Entries with figure data
* * *

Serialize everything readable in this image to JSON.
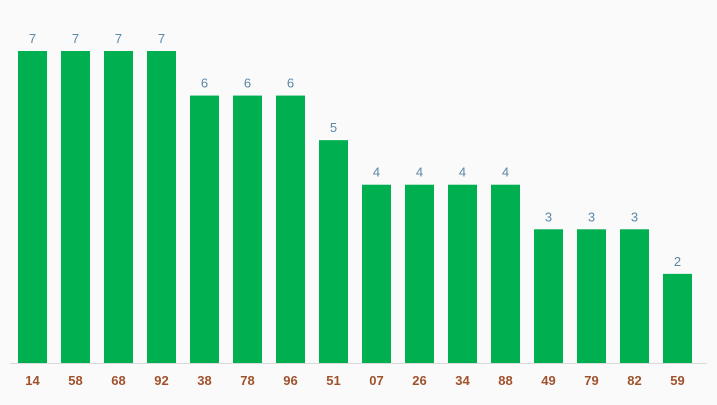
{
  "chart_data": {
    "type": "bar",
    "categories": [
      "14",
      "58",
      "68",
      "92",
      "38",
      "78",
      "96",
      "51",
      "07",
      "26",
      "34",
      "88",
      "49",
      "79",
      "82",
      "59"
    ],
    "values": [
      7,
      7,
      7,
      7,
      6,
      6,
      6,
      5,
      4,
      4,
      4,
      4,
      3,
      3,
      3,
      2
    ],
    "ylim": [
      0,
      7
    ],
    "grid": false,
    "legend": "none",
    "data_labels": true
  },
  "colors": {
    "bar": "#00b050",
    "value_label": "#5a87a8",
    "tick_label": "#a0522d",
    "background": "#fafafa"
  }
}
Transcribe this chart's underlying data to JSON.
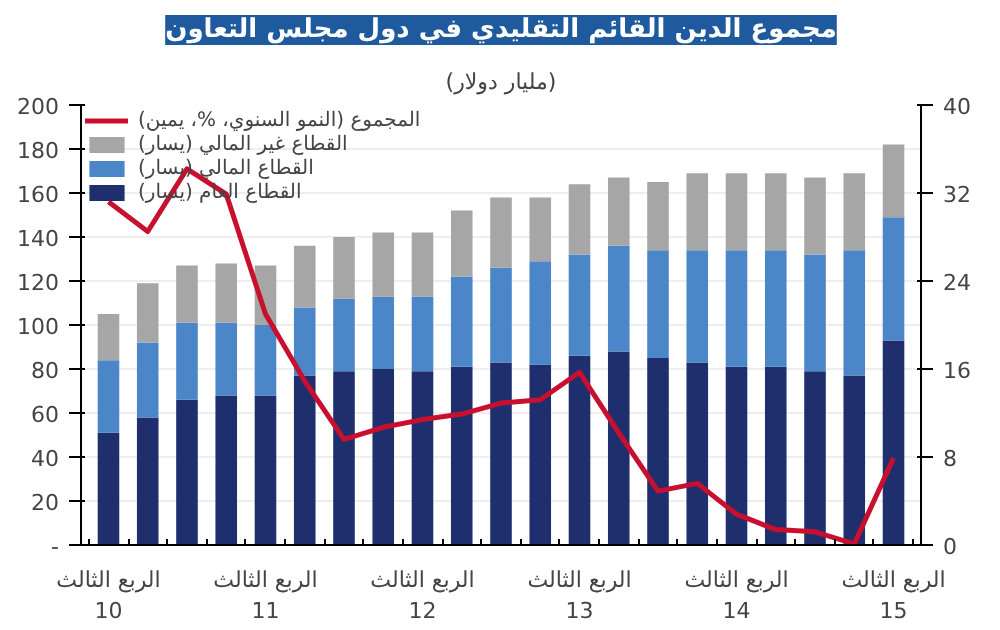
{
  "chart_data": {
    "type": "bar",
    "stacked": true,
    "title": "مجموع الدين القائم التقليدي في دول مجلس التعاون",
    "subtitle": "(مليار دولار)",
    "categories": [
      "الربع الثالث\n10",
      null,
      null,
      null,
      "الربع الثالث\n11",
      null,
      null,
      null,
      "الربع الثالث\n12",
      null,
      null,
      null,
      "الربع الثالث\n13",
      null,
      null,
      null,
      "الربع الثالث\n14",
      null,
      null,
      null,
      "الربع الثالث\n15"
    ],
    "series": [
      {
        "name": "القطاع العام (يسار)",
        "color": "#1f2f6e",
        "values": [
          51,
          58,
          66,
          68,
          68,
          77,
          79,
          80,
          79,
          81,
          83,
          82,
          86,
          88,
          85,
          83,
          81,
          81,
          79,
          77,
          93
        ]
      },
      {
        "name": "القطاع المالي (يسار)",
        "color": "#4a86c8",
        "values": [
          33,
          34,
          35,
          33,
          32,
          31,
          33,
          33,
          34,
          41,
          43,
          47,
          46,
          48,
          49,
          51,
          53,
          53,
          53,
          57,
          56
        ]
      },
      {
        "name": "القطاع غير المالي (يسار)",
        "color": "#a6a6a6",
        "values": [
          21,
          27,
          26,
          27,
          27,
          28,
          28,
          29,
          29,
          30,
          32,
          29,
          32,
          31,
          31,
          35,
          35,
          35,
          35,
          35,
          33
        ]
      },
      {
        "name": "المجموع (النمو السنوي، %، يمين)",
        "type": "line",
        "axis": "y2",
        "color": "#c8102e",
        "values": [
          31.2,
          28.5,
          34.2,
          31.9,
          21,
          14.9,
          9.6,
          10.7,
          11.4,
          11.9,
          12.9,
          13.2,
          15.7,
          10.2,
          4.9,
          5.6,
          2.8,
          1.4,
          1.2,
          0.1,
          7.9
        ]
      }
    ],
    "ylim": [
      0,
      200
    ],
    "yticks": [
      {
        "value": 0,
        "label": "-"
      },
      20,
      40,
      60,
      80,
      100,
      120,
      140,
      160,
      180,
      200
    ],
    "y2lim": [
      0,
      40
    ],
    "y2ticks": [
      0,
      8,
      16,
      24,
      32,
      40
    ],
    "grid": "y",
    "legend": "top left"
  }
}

* * *

Look through the material and say how many lines hold "name". Give the number only.

4